== Stated exercise ==
Find all lines in the records that include the word "展现更大作为", and copy them out.

"""

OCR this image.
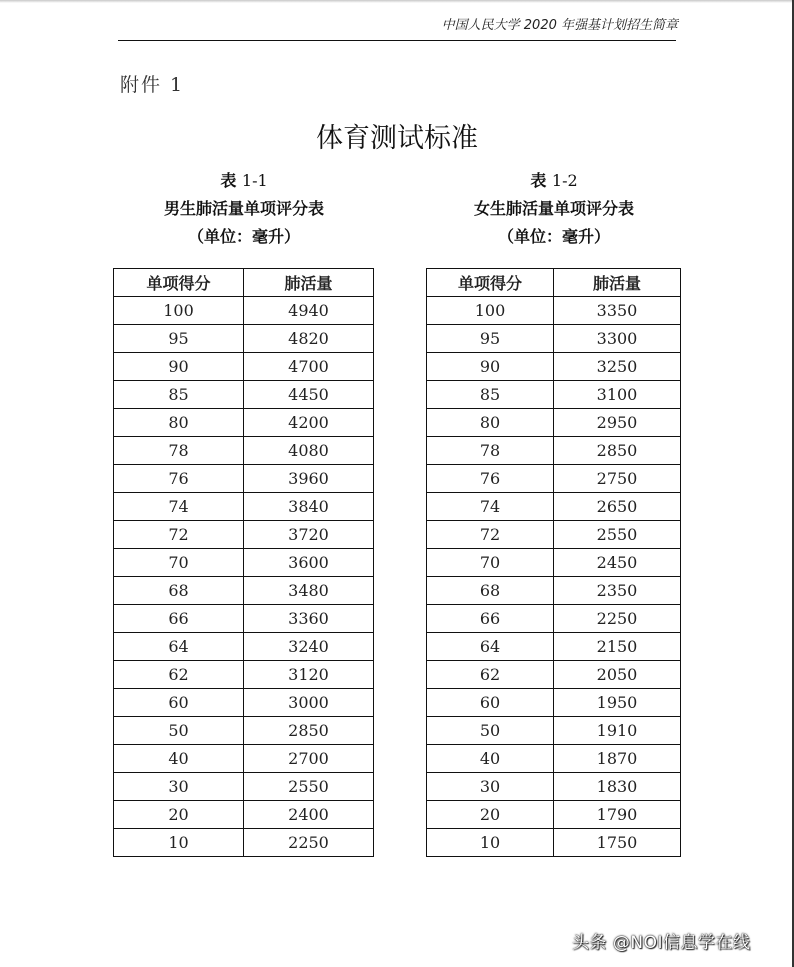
中国人民大学 2020 年强基计划招生简章
附件 1
体育测试标准
表 1-1
男生肺活量单项评分表
（单位：毫升）
表 1-2
女生肺活量单项评分表
（单位：毫升）
单项得分	肺活量
100	4940
95	4820
90	4700
85	4450
80	4200
78	4080
76	3960
74	3840
72	3720
70	3600
68	3480
66	3360
64	3240
62	3120
60	3000
50	2850
40	2700
30	2550
20	2400
10	2250
单项得分	肺活量
100	3350
95	3300
90	3250
85	3100
80	2950
78	2850
76	2750
74	2650
72	2550
70	2450
68	2350
66	2250
64	2150
62	2050
60	1950
50	1910
40	1870
30	1830
20	1790
10	1750
头条 @NOI信息学在线
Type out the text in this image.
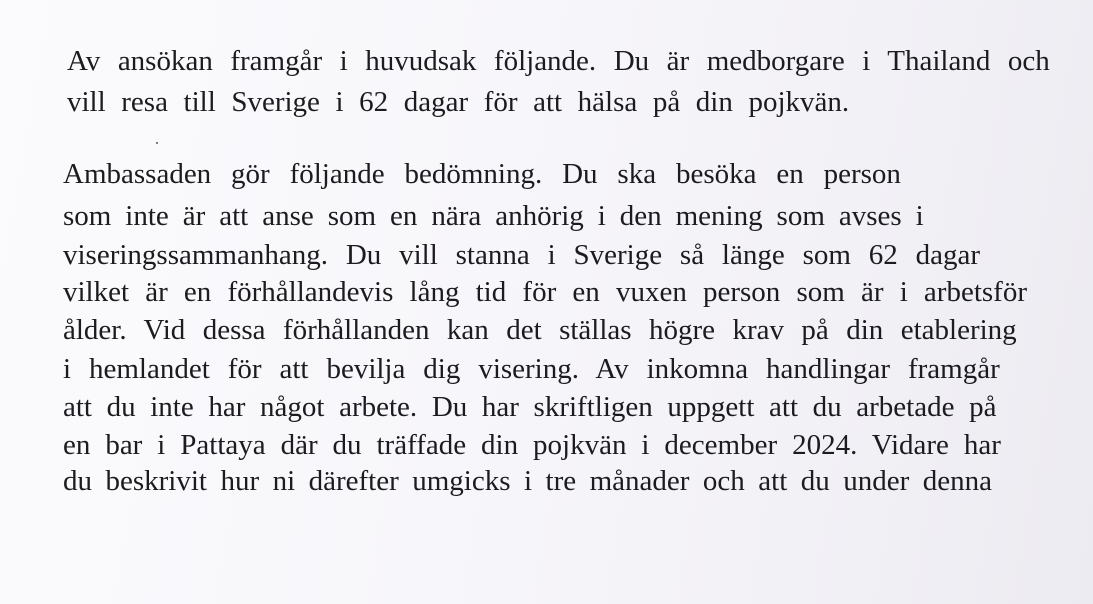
Av ansökan framgår i huvudsak följande. Du är medborgare i Thailand och
vill resa till Sverige i 62 dagar för att hälsa på din pojkvän.
Ambassaden gör följande bedömning. Du ska besöka en person
som inte är att anse som en nära anhörig i den mening som avses i
viseringssammanhang. Du vill stanna i Sverige så länge som 62 dagar
vilket är en förhållandevis lång tid för en vuxen person som är i arbetsför
ålder. Vid dessa förhållanden kan det ställas högre krav på din etablering
i hemlandet för att bevilja dig visering. Av inkomna handlingar framgår
att du inte har något arbete. Du har skriftligen uppgett att du arbetade på
en bar i Pattaya där du träffade din pojkvän i december 2024. Vidare har
du beskrivit hur ni därefter umgicks i tre månader och att du under denna
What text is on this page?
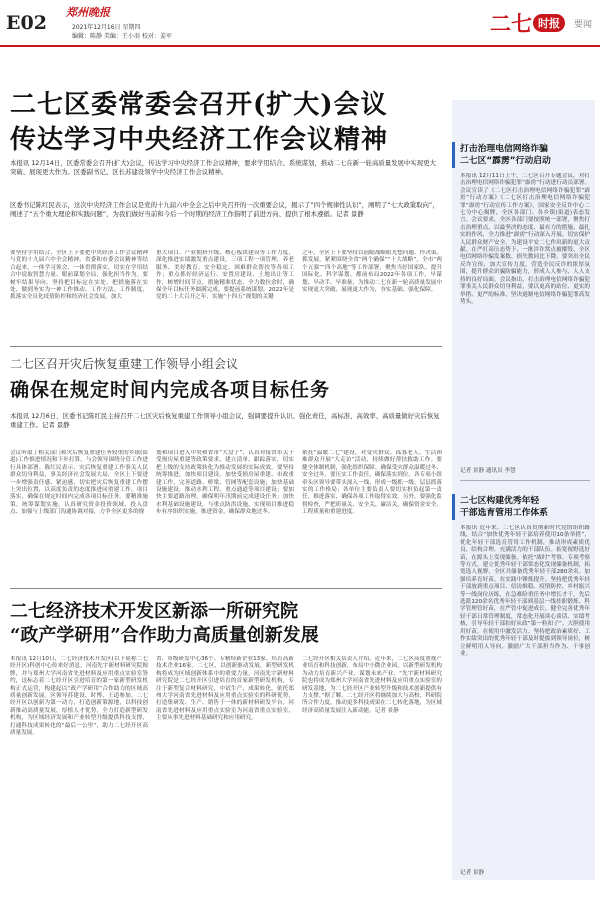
E02 郑州晚报
2021年12月16日 星期四
编辑：陈静 美编：王小羽 校对：姜军
二七 时报	要闻
二七区委常委会召开(扩大)会议
传达学习中央经济工作会议精神
本报讯 12月14日，区委常委会召开(扩大)会议，传达学习中央经济工作会议精神，要求学用结合、系统谋划，推动二七在新一轮高质量发展中实现更大突破、展现更大作为。区委副书记、区长苏建设领学中央经济工作会议精神。
区委书记陈红民表示，这次中央经济工作会议是党的十九届六中全会之后中央召开的一次重要会议，揭示了“四个规律性认识”，阐明了“七大政策取向”，阐述了“五个重大理论和实践问题”，为我们做好当前和今后一个时期的经济工作指明了前进方向、提供了根本遵循。记者 景静
要坚持学用结合，全区上下要把中央经济工作会议精神与党的十九届六中全会精神、省委和市委会议精神等结合起来，一体学习领会、一体贯彻落实，切实在学用结合中说取智慧力量、眼前谋划全局，强化担当作为。要树牢结果导向。坚持把目标定在实处、把措施落在实处，做到务实为一神工作推动、工作方法、工作制度、抓落实全员化疫情防控和经济社会发展，加大
重大项目、产业拥挤升级、核心板块建设等工作力度，深化推进实绩激发重点建设，三项工程一项管理，养老服务、美好教育、安全稳定、困难群众帮扶等各项工作；重点抓好经济运行、安置房建设、土地出让等工作，树增时间节点，措施精准状态，全力数拉余时，确保全年目标任务圆满完成。要提前系统谋划。2022年是党的二十大召开之年、实施“十四五”规划的关键
之年，全区上下要坚持以前瞻战略眼光想问题、作决策、抓发展，紧紧围绕全省“两个确保”“十大战略”，全市“两个五强”“四个高地”等工作部署，聚焦当好国家队、提升国际化、科学谋划、都前布局2022年各项工作，早谋划、早动手、早准备，为推动二七在新一轮高质量发展中实现更大突破、展现更大作为，夯实基础、强化保障。
二七区召开灾后恢复重建工作领导小组会议
确保在规定时间内完成各项目标任务
本报讯 12月6日，区委书记陈红民主持召开二七区灾后恢复重建工作领导小组会议，强调要提升认识、强化责任，高标准、高效率、高质量做好灾后恢复重建工作。记者 景静
会议听取了相关部门和灾后恢复重建任务较重的乡镇(街道)工作推进情况和下步打算，与会领导围绕分管工作进行具体部署。陈红民表示，灾后恢复重建工作事关人民群众切身利益，事关经济社会发展大局，全区上下要进一步增强责任感、紧迫感，切实把灾后恢复重建工作摆上突出位置，以高度负责的态度推进同重建工作。项目落实，确保在规定时间内完成各项目标任务。要精准施策，统筹谋划实施。认真研究资金投资领域、投入盘点、加强与上级部门沟通协调对接，力争全区更多的规
划和项目进入中央和省市“大盘子”，认真对接省市关于受损房屋重建等政策要求，建立清单、跟踪落实，切实把上级的支持政策转化为推动发展的实际成效。要坚持统筹推进，加快项目建设。加快受损房屋重建、市政重建工作，完善道路、桥梁、管网等配套设施；加快基础设施建设，推动水利工程、重点通道等项目建设；要加快主要道路治理，确保明年汛期前完成建设任务；加快水利基础设施建设，与重点防洪设施，实现项目推进稳步有序组织实施，推进资金，确保群众地过冬。
依托“温暖二七”建设，对受灾群众、孤寡老人、生活困难群众开展“大走访”活动，持续做好帮扶救助工作。要健全体制机制，强化组织保障。确保受灾群众温暖过冬、安全过冬。要压实工作责任，确保落实到位。各专项小组牵头区领导要带头深入一线、形成一级抓一级、层层抓落实的工作格局；各单位主要负责人要切实担负起第一责任，推进落实，确保各项工作取得实效。另外，要强化监督检查，严把质量关、安全关、廉洁关，确保资金安全、工程质量和重建进度。
二七经济技术开发区新添一所研究院
“政产学研用”合作助力高质量创新发展
本报讯 12月10日，二七经济技术开发区(以下简称二七经开区)科创中心传来好消息，河南先宇新材料研究院揭牌，并与郑州大学河南省先进材料及应用重点实验室签约，这标志着二七经开区引进培育的第一家新型研发机构正式运营，构建起以“政产学研用”合作助力的区域高质量创新发展。区领导苏建设、时博、王道参加。二七经开区以创新为第一动力，打造创新策源地，以科技创新推动高质量发展，厚植人才优势，全力打造新型研发机构，为区域经济发展和产业转型升级提供科技支撑，打通科技成果转化的“最后一公里”，助力二七经开区高质量发展。
省、市级研发中心36个、专精特新企业13家、培育高新技术企业16家。二七区，以创新驱动发展，新型研发机构将成为区域创新体系中的重要力量。河南先宇新材料研究院是二七经开区引进培育的首家新型研发机构，专注于新型复合材料研究、中试生产、成果转化，依托郑州大学河南省先进材料及应用重点实验室的科研优势，打造集研发、生产、销售于一体的新材料研发平台。河南省先进材料及应用重点实验室为河南省重点实验室，主要从事先进材料基础研究和应用研究。
二七经开区相关负责人介绍，近年来，二七区高度重视产业培育和科技创新，布局中小微企业园，以新型研发机构为动力培育新兴产业、谋划未来产业。“先宇新材料研究院也将成为郑州大学河南省先进材料及应用重点实验室的研发基地，为二七经开区产业转型升级和技术创新提供有力支撑。”据了解，二七经开区将继续加大与高校、科研院所合作力度，推动更多科技成果在二七转化落地，为区域经济高质量发展注入新动能。记者 景静
打击治理电信网络诈骗
二七区“霹雳”行动启动
本报讯 12月11日上午，二七区召开专题会议，对打击治理电信网络诈骗犯罪“霹雳”行动进行动员部署。会议宣读了《二七区打击治理电信网络诈骗犯罪“霹雳”行动方案》《二七区打击治理电信网络诈骗犯罪“霹雳”行动宣传工作方案》，国家安全反诈中心二七分中心揭牌，全区各部门、各乡镇(街道)表态发言。会议要求，全区各部门要按照统一部署，聚焦打击治理重点，以最坚决的态度、最有力的措施、最扎实的作风，全力推进“霹雳”行动深入开展，切实保护人民群众财产安全，为建设平安二七作出新的更大贡献。在严打高压态势下，一批涉诈窝点被摧毁，全区电信网络诈骗发案数、损失数同比下降。要突出全民反诈宣传，加大宣传力度，营造全民反诈的浓厚氛围，提升群众识骗防骗能力，形成人人参与、人人支持的良好局面。会议指出，打击治理电信网络诈骗犯罪事关人民群众切身利益，要以更高的站位、更实的举措、更严的标准，坚决遏制电信网络诈骗犯罪高发势头。
记者 景静 通讯员 李慧
二七区构建优秀年轻
干部选育管用工作体系
本报讯 近年来，二七区认真贯彻新时代党的组织路线，结合“加快优秀年轻干部培养使用10条举措”，优化年轻干部选育管用工作机制，推动形成素质优良、结构合理、充满活力的干部队伍。拓宽视野选好苗，在源头上发现储备。依托“战时”考察、专项考察等方式，建立优秀年轻干部常态化发现储备机制，拓宽选人视野，全区共储备优秀年轻干部280余名。加强培养育好苗，在实践中锤炼提升。坚持把优秀年轻干部放到重点项目、信访维稳、疫情防控、乡村振兴等一线岗位历练，在急难险重任务中增长才干，先后选派120余名优秀年轻干部到基层一线挂职锻炼。科学管理管好苗，在严管中促进成长。健全完善优秀年轻干部日常管理制度，常态化开展谈心谈话、实绩考核，引导年轻干部扣好从政“第一粒扣子”。大胆使用用好苗，在使用中激发活力。坚持把政治素质好、工作实绩突出的优秀年轻干部及时提拔到领导岗位，树立鲜明用人导向，激励广大干部担当作为、干事创业。
记者 景静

"""

== Result of this task ==
本报讯 12月14日，区委常委会召开(扩大)会议，传达学习中央经济工作会议精神，要求学用结合、系统谋划，推动二七在新一轮高质量发展中实现更大突破、展现更大作为。区委副书记、区长苏建设领学中央经济工作会议精神。
之年，全区上下要坚持以前瞻战略眼光想问题、作决策、抓发展，紧紧围绕全省“两个确保”“十大战略”，全市“两个五强”“四个高地”等工作部署，聚焦当好国家队、提升国际化、科学谋划、都前布局2022年各项工作，早谋划、早动手、早准备，为推动二七在新一轮高质量发展中实现更大突破、展现更大作为，夯实基础、强化保障。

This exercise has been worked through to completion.